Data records

# # # # # # #

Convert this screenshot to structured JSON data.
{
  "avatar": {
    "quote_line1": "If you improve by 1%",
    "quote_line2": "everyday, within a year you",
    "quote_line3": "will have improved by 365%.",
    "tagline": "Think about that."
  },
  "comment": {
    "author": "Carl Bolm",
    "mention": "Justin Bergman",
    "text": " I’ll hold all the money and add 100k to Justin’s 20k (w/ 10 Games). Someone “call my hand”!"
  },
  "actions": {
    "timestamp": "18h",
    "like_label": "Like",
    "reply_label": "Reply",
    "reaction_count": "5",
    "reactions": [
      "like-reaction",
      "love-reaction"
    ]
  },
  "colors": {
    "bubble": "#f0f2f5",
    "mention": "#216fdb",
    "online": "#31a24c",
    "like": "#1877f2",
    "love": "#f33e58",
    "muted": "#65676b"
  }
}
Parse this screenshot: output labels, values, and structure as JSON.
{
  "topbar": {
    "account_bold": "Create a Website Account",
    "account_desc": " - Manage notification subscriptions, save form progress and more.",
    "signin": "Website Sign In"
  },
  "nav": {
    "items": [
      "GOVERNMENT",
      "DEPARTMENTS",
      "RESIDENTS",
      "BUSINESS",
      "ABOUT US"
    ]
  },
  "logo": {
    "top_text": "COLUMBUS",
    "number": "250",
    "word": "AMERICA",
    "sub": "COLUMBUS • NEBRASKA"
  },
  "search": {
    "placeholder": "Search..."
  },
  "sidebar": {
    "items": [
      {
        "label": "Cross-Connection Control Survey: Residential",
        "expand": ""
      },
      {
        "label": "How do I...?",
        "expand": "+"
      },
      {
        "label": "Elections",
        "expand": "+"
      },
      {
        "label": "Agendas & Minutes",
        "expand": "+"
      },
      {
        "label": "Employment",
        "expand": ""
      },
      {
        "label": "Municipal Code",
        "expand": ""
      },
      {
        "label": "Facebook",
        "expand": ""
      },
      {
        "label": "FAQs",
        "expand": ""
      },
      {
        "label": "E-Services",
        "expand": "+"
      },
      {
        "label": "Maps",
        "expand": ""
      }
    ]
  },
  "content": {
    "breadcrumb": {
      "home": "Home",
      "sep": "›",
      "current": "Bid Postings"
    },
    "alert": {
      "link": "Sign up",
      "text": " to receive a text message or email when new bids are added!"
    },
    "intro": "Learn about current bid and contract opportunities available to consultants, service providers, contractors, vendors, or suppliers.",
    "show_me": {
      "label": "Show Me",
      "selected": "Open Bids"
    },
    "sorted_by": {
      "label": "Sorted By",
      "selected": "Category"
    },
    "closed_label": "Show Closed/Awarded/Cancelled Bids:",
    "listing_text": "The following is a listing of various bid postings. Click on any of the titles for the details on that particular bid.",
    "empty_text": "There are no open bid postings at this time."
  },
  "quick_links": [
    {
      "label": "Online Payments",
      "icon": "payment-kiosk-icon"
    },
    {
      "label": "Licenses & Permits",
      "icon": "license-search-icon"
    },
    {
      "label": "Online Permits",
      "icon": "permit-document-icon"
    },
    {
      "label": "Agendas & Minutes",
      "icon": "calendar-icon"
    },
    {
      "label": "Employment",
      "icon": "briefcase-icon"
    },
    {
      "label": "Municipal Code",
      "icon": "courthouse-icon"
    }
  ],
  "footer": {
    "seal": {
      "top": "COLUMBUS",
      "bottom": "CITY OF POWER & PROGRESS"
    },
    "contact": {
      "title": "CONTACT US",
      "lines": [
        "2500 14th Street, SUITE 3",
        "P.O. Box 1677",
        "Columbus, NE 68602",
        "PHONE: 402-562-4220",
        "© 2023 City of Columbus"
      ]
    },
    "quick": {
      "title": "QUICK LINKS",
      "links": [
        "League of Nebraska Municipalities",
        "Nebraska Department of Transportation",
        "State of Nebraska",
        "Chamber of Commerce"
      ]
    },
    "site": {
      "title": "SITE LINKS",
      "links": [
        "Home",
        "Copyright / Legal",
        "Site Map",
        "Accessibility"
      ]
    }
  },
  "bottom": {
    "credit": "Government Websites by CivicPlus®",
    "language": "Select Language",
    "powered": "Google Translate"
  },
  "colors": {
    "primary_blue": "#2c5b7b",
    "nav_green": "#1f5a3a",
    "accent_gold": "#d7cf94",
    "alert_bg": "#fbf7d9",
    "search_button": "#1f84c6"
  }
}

# # # # # # #

TASK OBJECTIVE
Please repeat the material above, word for word and in full.

RESPONSE TO THIS TASK
Convert this screenshot to structured JSON data.
{
  "avatar": {
    "quote_line1": "If you improve by 1%",
    "quote_line2": "everyday, within a year you",
    "quote_line3": "will have improved by 365%.",
    "tagline": "Think about that."
  },
  "comment": {
    "author": "Carl Bolm",
    "mention": "Justin Bergman",
    "text": " I’ll hold all the money and add 100k to Justin’s 20k (w/ 10 Games). Someone “call my hand”!"
  },
  "actions": {
    "timestamp": "18h",
    "like_label": "Like",
    "reply_label": "Reply",
    "reaction_count": "5",
    "reactions": [
      "like-reaction",
      "love-reaction"
    ]
  },
  "colors": {
    "bubble": "#f0f2f5",
    "mention": "#216fdb",
    "online": "#31a24c",
    "like": "#1877f2",
    "love": "#f33e58",
    "muted": "#65676b"
  }
}
Parse this screenshot: output labels, values, and structure as JSON.
{
  "topbar": {
    "account_bold": "Create a Website Account",
    "account_desc": " - Manage notification subscriptions, save form progress and more.",
    "signin": "Website Sign In"
  },
  "nav": {
    "items": [
      "GOVERNMENT",
      "DEPARTMENTS",
      "RESIDENTS",
      "BUSINESS",
      "ABOUT US"
    ]
  },
  "logo": {
    "top_text": "COLUMBUS",
    "number": "250",
    "word": "AMERICA",
    "sub": "COLUMBUS • NEBRASKA"
  },
  "search": {
    "placeholder": "Search..."
  },
  "sidebar": {
    "items": [
      {
        "label": "Cross-Connection Control Survey: Residential",
        "expand": ""
      },
      {
        "label": "How do I...?",
        "expand": "+"
      },
      {
        "label": "Elections",
        "expand": "+"
      },
      {
        "label": "Agendas & Minutes",
        "expand": "+"
      },
      {
        "label": "Employment",
        "expand": ""
      },
      {
        "label": "Municipal Code",
        "expand": ""
      },
      {
        "label": "Facebook",
        "expand": ""
      },
      {
        "label": "FAQs",
        "expand": ""
      },
      {
        "label": "E-Services",
        "expand": "+"
      },
      {
        "label": "Maps",
        "expand": ""
      }
    ]
  },
  "content": {
    "breadcrumb": {
      "home": "Home",
      "sep": "›",
      "current": "Bid Postings"
    },
    "alert": {
      "link": "Sign up",
      "text": " to receive a text message or email when new bids are added!"
    },
    "intro": "Learn about current bid and contract opportunities available to consultants, service providers, contractors, vendors, or suppliers.",
    "show_me": {
      "label": "Show Me",
      "selected": "Open Bids"
    },
    "sorted_by": {
      "label": "Sorted By",
      "selected": "Category"
    },
    "closed_label": "Show Closed/Awarded/Cancelled Bids:",
    "listing_text": "The following is a listing of various bid postings. Click on any of the titles for the details on that particular bid.",
    "empty_text": "There are no open bid postings at this time."
  },
  "quick_links": [
    {
      "label": "Online Payments",
      "icon": "payment-kiosk-icon"
    },
    {
      "label": "Licenses & Permits",
      "icon": "license-search-icon"
    },
    {
      "label": "Online Permits",
      "icon": "permit-document-icon"
    },
    {
      "label": "Agendas & Minutes",
      "icon": "calendar-icon"
    },
    {
      "label": "Employment",
      "icon": "briefcase-icon"
    },
    {
      "label": "Municipal Code",
      "icon": "courthouse-icon"
    }
  ],
  "footer": {
    "seal": {
      "top": "COLUMBUS",
      "bottom": "CITY OF POWER & PROGRESS"
    },
    "contact": {
      "title": "CONTACT US",
      "lines": [
        "2500 14th Street, SUITE 3",
        "P.O. Box 1677",
        "Columbus, NE 68602",
        "PHONE: 402-562-4220",
        "© 2023 City of Columbus"
      ]
    },
    "quick": {
      "title": "QUICK LINKS",
      "links": [
        "League of Nebraska Municipalities",
        "Nebraska Department of Transportation",
        "State of Nebraska",
        "Chamber of Commerce"
      ]
    },
    "site": {
      "title": "SITE LINKS",
      "links": [
        "Home",
        "Copyright / Legal",
        "Site Map",
        "Accessibility"
      ]
    }
  },
  "bottom": {
    "credit": "Government Websites by CivicPlus®",
    "language": "Select Language",
    "powered": "Google Translate"
  },
  "colors": {
    "primary_blue": "#2c5b7b",
    "nav_green": "#1f5a3a",
    "accent_gold": "#d7cf94",
    "alert_bg": "#fbf7d9",
    "search_button": "#1f84c6"
  }
}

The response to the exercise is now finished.